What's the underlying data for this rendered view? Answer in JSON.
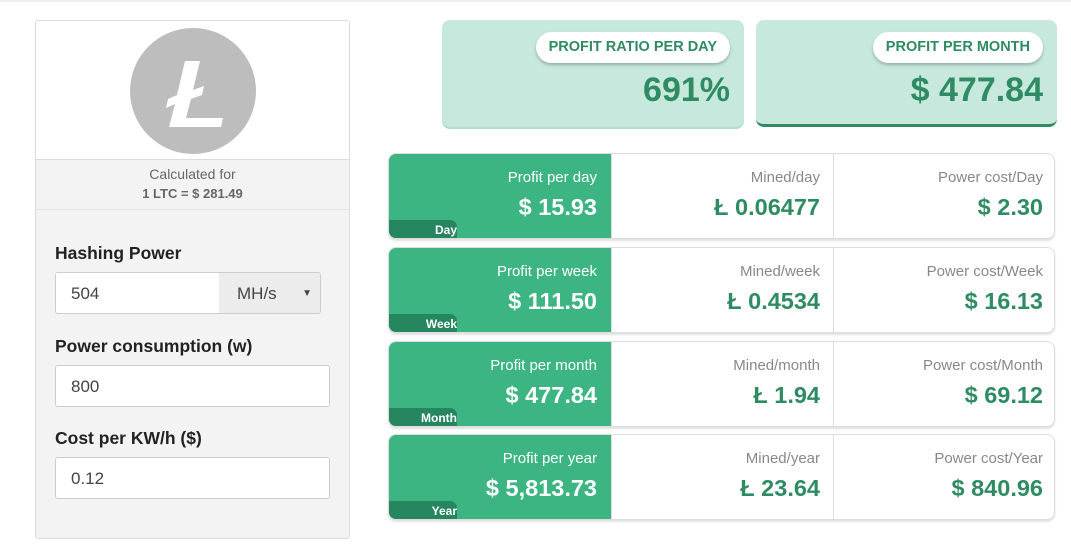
{
  "coin": {
    "icon": "litecoin-icon",
    "calculated_for_label": "Calculated for",
    "rate_text": "1 LTC = $ 281.49"
  },
  "form": {
    "hashing_power": {
      "label": "Hashing Power",
      "value": "504",
      "unit": "MH/s"
    },
    "power_consumption": {
      "label": "Power consumption (w)",
      "value": "800"
    },
    "cost_per_kwh": {
      "label": "Cost per KW/h ($)",
      "value": "0.12"
    }
  },
  "summary": {
    "profit_ratio": {
      "label": "PROFIT RATIO PER DAY",
      "value": "691%"
    },
    "profit_month": {
      "label": "PROFIT PER MONTH",
      "value": "$ 477.84"
    }
  },
  "periods": [
    {
      "tab": "Day",
      "profit_label": "Profit per day",
      "profit_value": "$ 15.93",
      "mined_label": "Mined/day",
      "mined_value": "Ł 0.06477",
      "power_label": "Power cost/Day",
      "power_value": "$ 2.30"
    },
    {
      "tab": "Week",
      "profit_label": "Profit per week",
      "profit_value": "$ 111.50",
      "mined_label": "Mined/week",
      "mined_value": "Ł 0.4534",
      "power_label": "Power cost/Week",
      "power_value": "$ 16.13"
    },
    {
      "tab": "Month",
      "profit_label": "Profit per month",
      "profit_value": "$ 477.84",
      "mined_label": "Mined/month",
      "mined_value": "Ł 1.94",
      "power_label": "Power cost/Month",
      "power_value": "$ 69.12"
    },
    {
      "tab": "Year",
      "profit_label": "Profit per year",
      "profit_value": "$ 5,813.73",
      "mined_label": "Mined/year",
      "mined_value": "Ł 23.64",
      "power_label": "Power cost/Year",
      "power_value": "$ 840.96"
    }
  ],
  "colors": {
    "accent_green": "#3cb583",
    "dark_green": "#2e8b62",
    "summary_bg": "#c7e9dd",
    "coin_gray": "#bdbdbd"
  }
}
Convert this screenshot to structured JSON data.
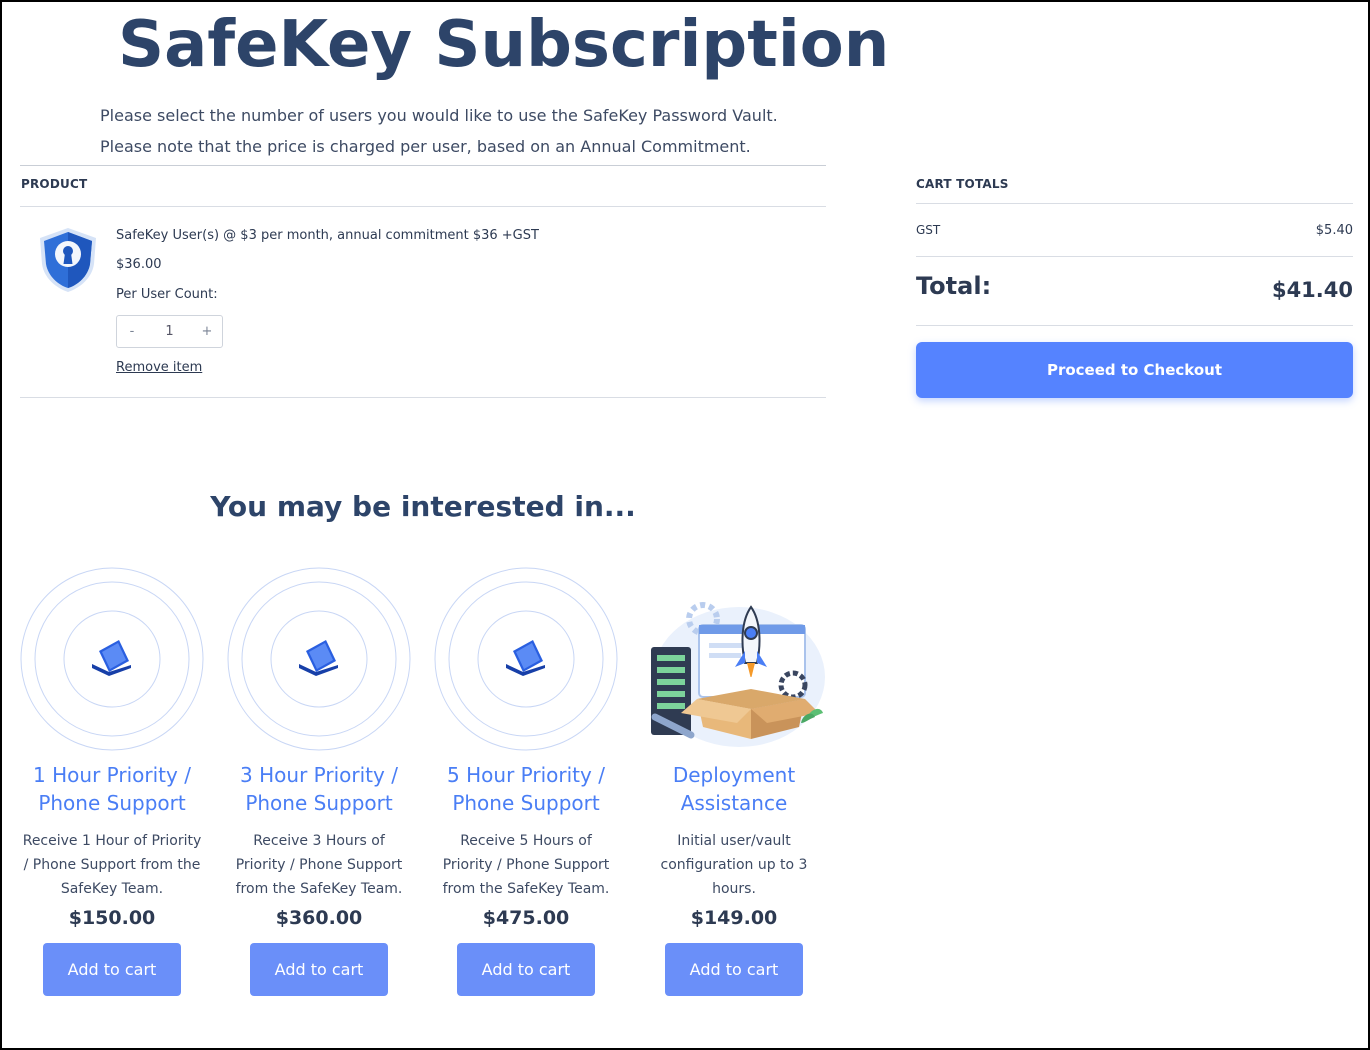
{
  "page": {
    "title": "SafeKey Subscription",
    "intro_line1": "Please select the number of users you would like to use the SafeKey Password Vault.",
    "intro_line2": "Please note that the price is charged per user, based on an Annual Commitment."
  },
  "cart": {
    "product_header": "PRODUCT",
    "item": {
      "name": "SafeKey User(s) @ $3 per month, annual commitment $36 +GST",
      "price": "$36.00",
      "count_label": "Per User Count:",
      "minus": "-",
      "quantity": "1",
      "plus": "+",
      "remove_label": "Remove item",
      "icon": "shield-keyhole-icon"
    }
  },
  "totals": {
    "header": "CART TOTALS",
    "gst_label": "GST",
    "gst_value": "$5.40",
    "total_label": "Total:",
    "total_value": "$41.40",
    "checkout_label": "Proceed to Checkout"
  },
  "upsell": {
    "heading": "You may be interested in...",
    "products": [
      {
        "title": "1 Hour Priority / Phone Support",
        "description": "Receive 1 Hour of Priority / Phone Support from the SafeKey Team.",
        "price": "$150.00",
        "button": "Add to cart",
        "image": "laptop-icon"
      },
      {
        "title": "3 Hour Priority / Phone Support",
        "description": "Receive 3 Hours of Priority / Phone Support from the SafeKey Team.",
        "price": "$360.00",
        "button": "Add to cart",
        "image": "laptop-icon"
      },
      {
        "title": "5 Hour Priority / Phone Support",
        "description": "Receive 5 Hours of Priority / Phone Support from the SafeKey Team.",
        "price": "$475.00",
        "button": "Add to cart",
        "image": "laptop-icon"
      },
      {
        "title": "Deployment Assistance",
        "description": "Initial user/vault configuration up to 3 hours.",
        "price": "$149.00",
        "button": "Add to cart",
        "image": "rocket-box-illustration"
      }
    ]
  },
  "colors": {
    "accent": "#5583ff",
    "button": "#6a8ff9",
    "title": "#2d4469",
    "link_title": "#4a7ef5"
  }
}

Job
Each entry shown above must be quoted exactly, with its pictures left out.

Worked answer
What's the underlying data for this rendered view? Answer in JSON.
{
  "coin": {
    "icon": "litecoin-icon",
    "calculated_for_label": "Calculated for",
    "rate_text": "1 LTC = $ 281.49"
  },
  "form": {
    "hashing_power": {
      "label": "Hashing Power",
      "value": "504",
      "unit": "MH/s"
    },
    "power_consumption": {
      "label": "Power consumption (w)",
      "value": "800"
    },
    "cost_per_kwh": {
      "label": "Cost per KW/h ($)",
      "value": "0.12"
    }
  },
  "summary": {
    "profit_ratio": {
      "label": "PROFIT RATIO PER DAY",
      "value": "691%"
    },
    "profit_month": {
      "label": "PROFIT PER MONTH",
      "value": "$ 477.84"
    }
  },
  "periods": [
    {
      "tab": "Day",
      "profit_label": "Profit per day",
      "profit_value": "$ 15.93",
      "mined_label": "Mined/day",
      "mined_value": "Ł 0.06477",
      "power_label": "Power cost/Day",
      "power_value": "$ 2.30"
    },
    {
      "tab": "Week",
      "profit_label": "Profit per week",
      "profit_value": "$ 111.50",
      "mined_label": "Mined/week",
      "mined_value": "Ł 0.4534",
      "power_label": "Power cost/Week",
      "power_value": "$ 16.13"
    },
    {
      "tab": "Month",
      "profit_label": "Profit per month",
      "profit_value": "$ 477.84",
      "mined_label": "Mined/month",
      "mined_value": "Ł 1.94",
      "power_label": "Power cost/Month",
      "power_value": "$ 69.12"
    },
    {
      "tab": "Year",
      "profit_label": "Profit per year",
      "profit_value": "$ 5,813.73",
      "mined_label": "Mined/year",
      "mined_value": "Ł 23.64",
      "power_label": "Power cost/Year",
      "power_value": "$ 840.96"
    }
  ],
  "colors": {
    "accent_green": "#3cb583",
    "dark_green": "#2e8b62",
    "summary_bg": "#c7e9dd",
    "coin_gray": "#bdbdbd"
  }
}
Convert this screenshot to structured JSON data.
{
  "page": {
    "title": "SafeKey Subscription",
    "intro_line1": "Please select the number of users you would like to use the SafeKey Password Vault.",
    "intro_line2": "Please note that the price is charged per user, based on an Annual Commitment."
  },
  "cart": {
    "product_header": "PRODUCT",
    "item": {
      "name": "SafeKey User(s) @ $3 per month, annual commitment $36 +GST",
      "price": "$36.00",
      "count_label": "Per User Count:",
      "minus": "-",
      "quantity": "1",
      "plus": "+",
      "remove_label": "Remove item",
      "icon": "shield-keyhole-icon"
    }
  },
  "totals": {
    "header": "CART TOTALS",
    "gst_label": "GST",
    "gst_value": "$5.40",
    "total_label": "Total:",
    "total_value": "$41.40",
    "checkout_label": "Proceed to Checkout"
  },
  "upsell": {
    "heading": "You may be interested in...",
    "products": [
      {
        "title": "1 Hour Priority / Phone Support",
        "description": "Receive 1 Hour of Priority / Phone Support from the SafeKey Team.",
        "price": "$150.00",
        "button": "Add to cart",
        "image": "laptop-icon"
      },
      {
        "title": "3 Hour Priority / Phone Support",
        "description": "Receive 3 Hours of Priority / Phone Support from the SafeKey Team.",
        "price": "$360.00",
        "button": "Add to cart",
        "image": "laptop-icon"
      },
      {
        "title": "5 Hour Priority / Phone Support",
        "description": "Receive 5 Hours of Priority / Phone Support from the SafeKey Team.",
        "price": "$475.00",
        "button": "Add to cart",
        "image": "laptop-icon"
      },
      {
        "title": "Deployment Assistance",
        "description": "Initial user/vault configuration up to 3 hours.",
        "price": "$149.00",
        "button": "Add to cart",
        "image": "rocket-box-illustration"
      }
    ]
  },
  "colors": {
    "accent": "#5583ff",
    "button": "#6a8ff9",
    "title": "#2d4469",
    "link_title": "#4a7ef5"
  }
}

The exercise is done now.